[Dataset entries on figures]
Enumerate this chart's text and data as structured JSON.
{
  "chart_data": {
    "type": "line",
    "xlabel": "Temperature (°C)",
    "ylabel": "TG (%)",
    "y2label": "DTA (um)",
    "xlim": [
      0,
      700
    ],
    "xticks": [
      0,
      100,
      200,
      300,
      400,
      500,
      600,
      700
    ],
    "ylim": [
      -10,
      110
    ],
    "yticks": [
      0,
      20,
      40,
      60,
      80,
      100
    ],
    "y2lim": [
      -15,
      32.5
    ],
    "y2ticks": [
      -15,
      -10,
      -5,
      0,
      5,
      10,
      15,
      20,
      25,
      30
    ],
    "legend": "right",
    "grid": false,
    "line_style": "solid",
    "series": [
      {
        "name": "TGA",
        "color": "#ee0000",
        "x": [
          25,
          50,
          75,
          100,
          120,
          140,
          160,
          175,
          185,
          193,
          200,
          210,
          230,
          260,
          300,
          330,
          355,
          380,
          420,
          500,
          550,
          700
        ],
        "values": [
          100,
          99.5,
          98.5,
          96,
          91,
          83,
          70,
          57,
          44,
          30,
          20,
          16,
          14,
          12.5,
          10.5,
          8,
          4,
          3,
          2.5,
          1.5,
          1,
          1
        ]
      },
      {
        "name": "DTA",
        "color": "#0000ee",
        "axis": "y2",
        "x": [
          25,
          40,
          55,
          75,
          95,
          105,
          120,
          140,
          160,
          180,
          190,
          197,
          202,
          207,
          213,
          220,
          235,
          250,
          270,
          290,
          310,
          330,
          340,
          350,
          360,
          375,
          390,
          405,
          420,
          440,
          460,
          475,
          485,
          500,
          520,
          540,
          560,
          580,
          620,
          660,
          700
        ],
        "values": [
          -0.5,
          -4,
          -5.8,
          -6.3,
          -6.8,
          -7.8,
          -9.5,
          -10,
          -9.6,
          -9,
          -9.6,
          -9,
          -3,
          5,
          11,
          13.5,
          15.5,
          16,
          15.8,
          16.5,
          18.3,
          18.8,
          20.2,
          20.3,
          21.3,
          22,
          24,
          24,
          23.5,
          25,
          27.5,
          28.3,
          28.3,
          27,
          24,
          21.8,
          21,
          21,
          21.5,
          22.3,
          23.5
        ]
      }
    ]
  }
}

SET EXERCISE
Every entry must be retyped in full, exactly as given.

WORKED SOLUTION
Enumerate this chart's text and data as structured JSON.
{
  "chart_data": {
    "type": "line",
    "xlabel": "Temperature (°C)",
    "ylabel": "TG (%)",
    "y2label": "DTA (um)",
    "xlim": [
      0,
      700
    ],
    "xticks": [
      0,
      100,
      200,
      300,
      400,
      500,
      600,
      700
    ],
    "ylim": [
      -10,
      110
    ],
    "yticks": [
      0,
      20,
      40,
      60,
      80,
      100
    ],
    "y2lim": [
      -15,
      32.5
    ],
    "y2ticks": [
      -15,
      -10,
      -5,
      0,
      5,
      10,
      15,
      20,
      25,
      30
    ],
    "legend": "right",
    "grid": false,
    "line_style": "solid",
    "series": [
      {
        "name": "TGA",
        "color": "#ee0000",
        "x": [
          25,
          50,
          75,
          100,
          120,
          140,
          160,
          175,
          185,
          193,
          200,
          210,
          230,
          260,
          300,
          330,
          355,
          380,
          420,
          500,
          550,
          700
        ],
        "values": [
          100,
          99.5,
          98.5,
          96,
          91,
          83,
          70,
          57,
          44,
          30,
          20,
          16,
          14,
          12.5,
          10.5,
          8,
          4,
          3,
          2.5,
          1.5,
          1,
          1
        ]
      },
      {
        "name": "DTA",
        "color": "#0000ee",
        "axis": "y2",
        "x": [
          25,
          40,
          55,
          75,
          95,
          105,
          120,
          140,
          160,
          180,
          190,
          197,
          202,
          207,
          213,
          220,
          235,
          250,
          270,
          290,
          310,
          330,
          340,
          350,
          360,
          375,
          390,
          405,
          420,
          440,
          460,
          475,
          485,
          500,
          520,
          540,
          560,
          580,
          620,
          660,
          700
        ],
        "values": [
          -0.5,
          -4,
          -5.8,
          -6.3,
          -6.8,
          -7.8,
          -9.5,
          -10,
          -9.6,
          -9,
          -9.6,
          -9,
          -3,
          5,
          11,
          13.5,
          15.5,
          16,
          15.8,
          16.5,
          18.3,
          18.8,
          20.2,
          20.3,
          21.3,
          22,
          24,
          24,
          23.5,
          25,
          27.5,
          28.3,
          28.3,
          27,
          24,
          21.8,
          21,
          21,
          21.5,
          22.3,
          23.5
        ]
      }
    ]
  }
}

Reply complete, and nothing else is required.